§ **Requirements**
Give every entry again, unchanged, and leave its images out.

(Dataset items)
■ ■ ■
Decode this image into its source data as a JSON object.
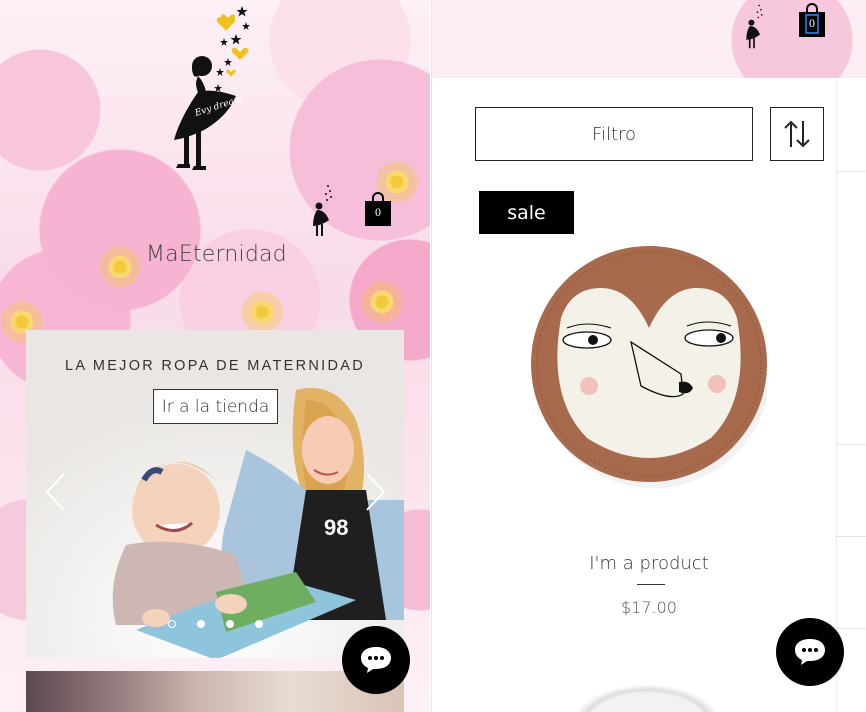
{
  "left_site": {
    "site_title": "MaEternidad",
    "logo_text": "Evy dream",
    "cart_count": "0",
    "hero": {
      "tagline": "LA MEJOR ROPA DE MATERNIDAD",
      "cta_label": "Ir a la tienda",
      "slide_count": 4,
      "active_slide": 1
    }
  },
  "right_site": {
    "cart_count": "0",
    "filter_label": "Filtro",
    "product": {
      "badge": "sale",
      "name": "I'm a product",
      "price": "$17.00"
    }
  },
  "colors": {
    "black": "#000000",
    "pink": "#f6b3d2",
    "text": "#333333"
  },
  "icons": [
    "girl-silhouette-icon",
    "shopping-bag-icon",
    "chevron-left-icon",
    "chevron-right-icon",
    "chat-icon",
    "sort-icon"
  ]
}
■ ■ ■
§ **The completed task**
Decode this image into its source data as a JSON object.
{
  "left_site": {
    "site_title": "MaEternidad",
    "logo_text": "Evy dream",
    "cart_count": "0",
    "hero": {
      "tagline": "LA MEJOR ROPA DE MATERNIDAD",
      "cta_label": "Ir a la tienda",
      "slide_count": 4,
      "active_slide": 1
    }
  },
  "right_site": {
    "cart_count": "0",
    "filter_label": "Filtro",
    "product": {
      "badge": "sale",
      "name": "I'm a product",
      "price": "$17.00"
    }
  },
  "colors": {
    "black": "#000000",
    "pink": "#f6b3d2",
    "text": "#333333"
  },
  "icons": [
    "girl-silhouette-icon",
    "shopping-bag-icon",
    "chevron-left-icon",
    "chevron-right-icon",
    "chat-icon",
    "sort-icon"
  ]
}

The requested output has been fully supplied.